Dataset entries
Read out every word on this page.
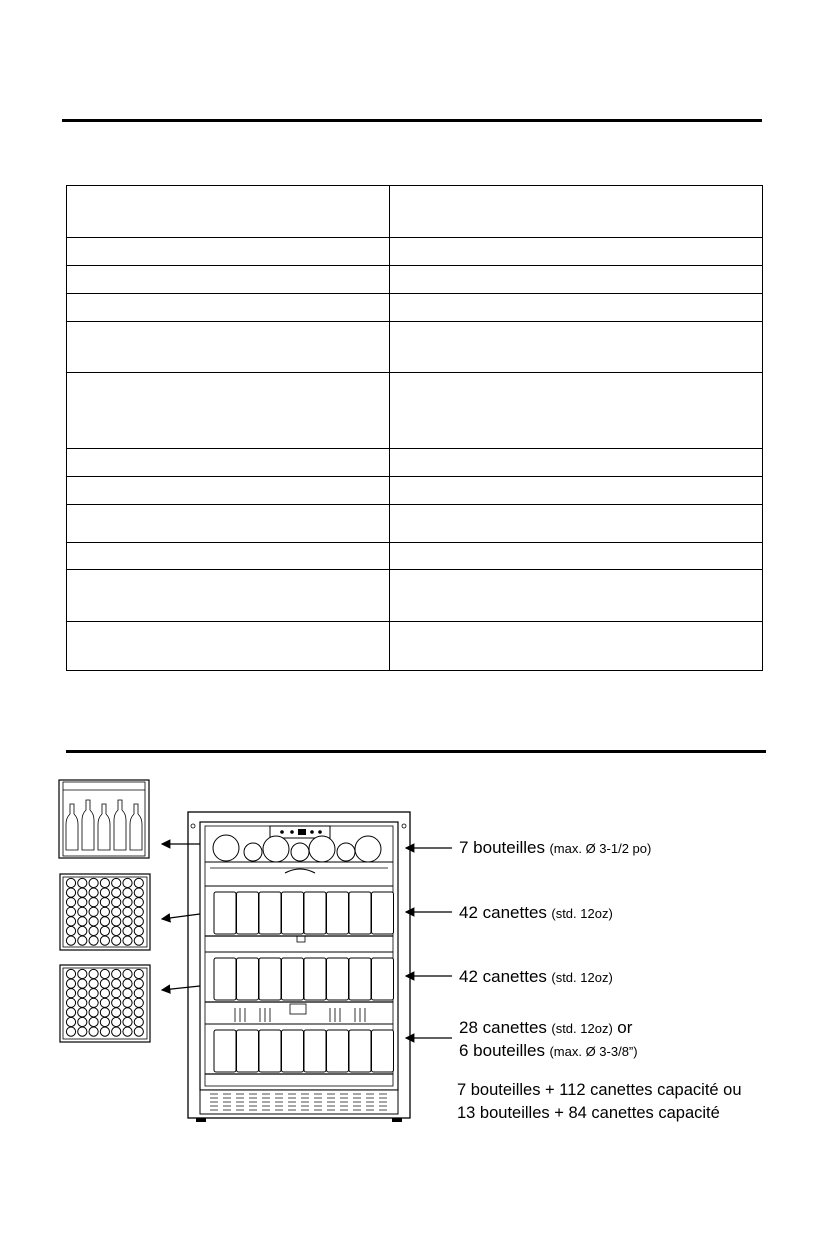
7 bouteilles (max. Ø 3-1/2 po)
42 canettes (std. 12oz)
42 canettes (std. 12oz)
28 canettes (std. 12oz) or
6 bouteilles (max. Ø 3-3/8”)
7 bouteilles + 112 canettes capacité ou
13 bouteilles + 84 canettes capacité
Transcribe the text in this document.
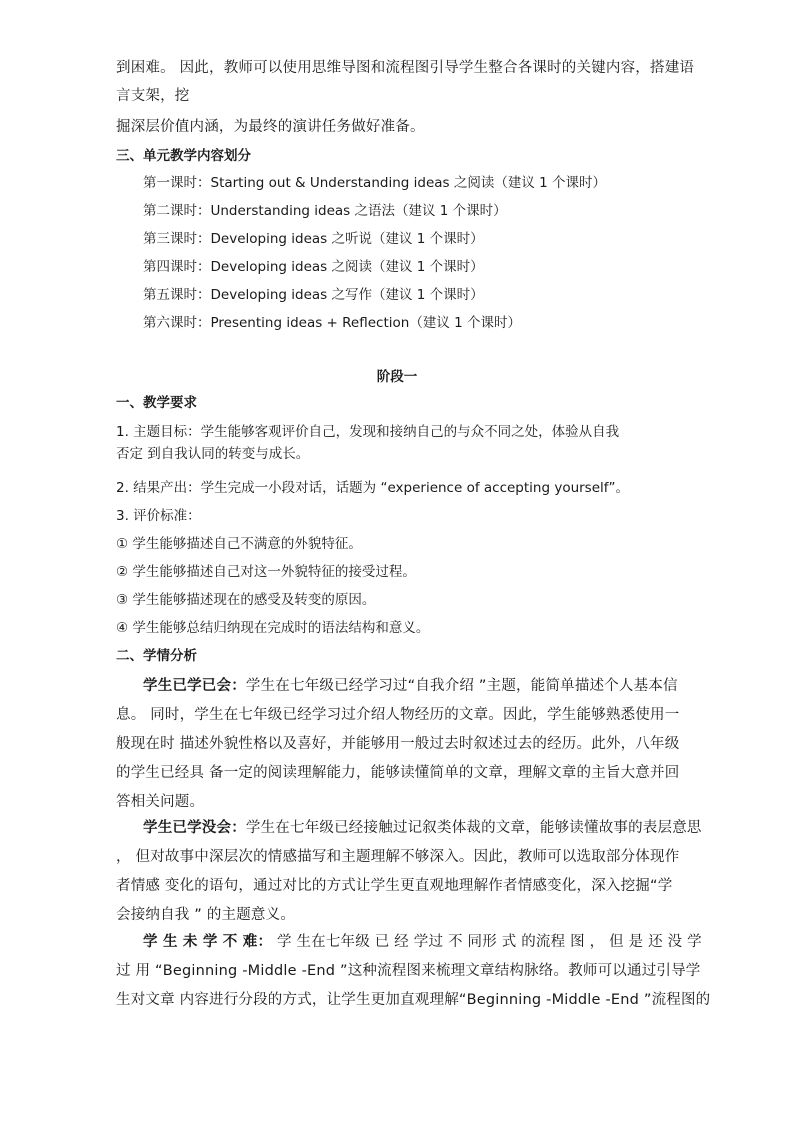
到困难。 因此，教师可以使用思维导图和流程图引导学生整合各课时的关键内容，搭建语
言支架，挖
掘深层价值内涵，为最终的演讲任务做好准备。
三、单元教学内容划分
第一课时：Starting out & Understanding ideas 之阅读（建议 1 个课时）
第二课时：Understanding ideas 之语法（建议 1 个课时）
第三课时：Developing ideas 之听说（建议 1 个课时）
第四课时：Developing ideas 之阅读（建议 1 个课时）
第五课时：Developing ideas 之写作（建议 1 个课时）
第六课时：Presenting ideas + Reflection（建议 1 个课时）
阶段一
一、教学要求
1. 主题目标：学生能够客观评价自己，发现和接纳自己的与众不同之处，体验从自我
否定 到自我认同的转变与成长。
2. 结果产出：学生完成一小段对话，话题为 “experience of accepting yourself”。
3. 评价标准：
① 学生能够描述自己不满意的外貌特征。
② 学生能够描述自己对这一外貌特征的接受过程。
③ 学生能够描述现在的感受及转变的原因。
④ 学生能够总结归纳现在完成时的语法结构和意义。
二、学情分析
学生已学已会：学生在七年级已经学习过“自我介绍 ”主题，能简单描述个人基本信
息。 同时，学生在七年级已经学习过介绍人物经历的文章。因此，学生能够熟悉使用一
般现在时 描述外貌性格以及喜好，并能够用一般过去时叙述过去的经历。此外，八年级
的学生已经具 备一定的阅读理解能力，能够读懂简单的文章，理解文章的主旨大意并回
答相关问题。
学生已学没会：学生在七年级已经接触过记叙类体裁的文章，能够读懂故事的表层意思
， 但对故事中深层次的情感描写和主题理解不够深入。因此，教师可以选取部分体现作
者情感 变化的语句，通过对比的方式让学生更直观地理解作者情感变化，深入挖掘“学
会接纳自我 ” 的主题意义。
学 生 未 学 不 难： 学 生在七年级 已 经 学过 不 同形 式 的流程 图 ， 但 是 还 没 学
过 用 “Beginning -Middle -End ”这种流程图来梳理文章结构脉络。教师可以通过引导学
生对文章 内容进行分段的方式，让学生更加直观理解“Beginning -Middle -End ”流程图的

> WRITTEN TASK: Without including the pictures, return each record above exactly as it stands.

> TASK RESPONSE:
Read out every word on this page.
7 bouteilles (max. Ø 3-1/2 po)
42 canettes (std. 12oz)
42 canettes (std. 12oz)
28 canettes (std. 12oz) or
6 bouteilles (max. Ø 3-3/8”)
7 bouteilles + 112 canettes capacité ou
13 bouteilles + 84 canettes capacité
Transcribe the text in this document.
到困难。 因此，教师可以使用思维导图和流程图引导学生整合各课时的关键内容，搭建语
言支架，挖
掘深层价值内涵，为最终的演讲任务做好准备。
三、单元教学内容划分
第一课时：Starting out & Understanding ideas 之阅读（建议 1 个课时）
第二课时：Understanding ideas 之语法（建议 1 个课时）
第三课时：Developing ideas 之听说（建议 1 个课时）
第四课时：Developing ideas 之阅读（建议 1 个课时）
第五课时：Developing ideas 之写作（建议 1 个课时）
第六课时：Presenting ideas + Reflection（建议 1 个课时）
阶段一
一、教学要求
1. 主题目标：学生能够客观评价自己，发现和接纳自己的与众不同之处，体验从自我
否定 到自我认同的转变与成长。
2. 结果产出：学生完成一小段对话，话题为 “experience of accepting yourself”。
3. 评价标准：
① 学生能够描述自己不满意的外貌特征。
② 学生能够描述自己对这一外貌特征的接受过程。
③ 学生能够描述现在的感受及转变的原因。
④ 学生能够总结归纳现在完成时的语法结构和意义。
二、学情分析
学生已学已会：学生在七年级已经学习过“自我介绍 ”主题，能简单描述个人基本信
息。 同时，学生在七年级已经学习过介绍人物经历的文章。因此，学生能够熟悉使用一
般现在时 描述外貌性格以及喜好，并能够用一般过去时叙述过去的经历。此外，八年级
的学生已经具 备一定的阅读理解能力，能够读懂简单的文章，理解文章的主旨大意并回
答相关问题。
学生已学没会：学生在七年级已经接触过记叙类体裁的文章，能够读懂故事的表层意思
， 但对故事中深层次的情感描写和主题理解不够深入。因此，教师可以选取部分体现作
者情感 变化的语句，通过对比的方式让学生更直观地理解作者情感变化，深入挖掘“学
会接纳自我 ” 的主题意义。
学 生 未 学 不 难： 学 生在七年级 已 经 学过 不 同形 式 的流程 图 ， 但 是 还 没 学
过 用 “Beginning -Middle -End ”这种流程图来梳理文章结构脉络。教师可以通过引导学
生对文章 内容进行分段的方式，让学生更加直观理解“Beginning -Middle -End ”流程图的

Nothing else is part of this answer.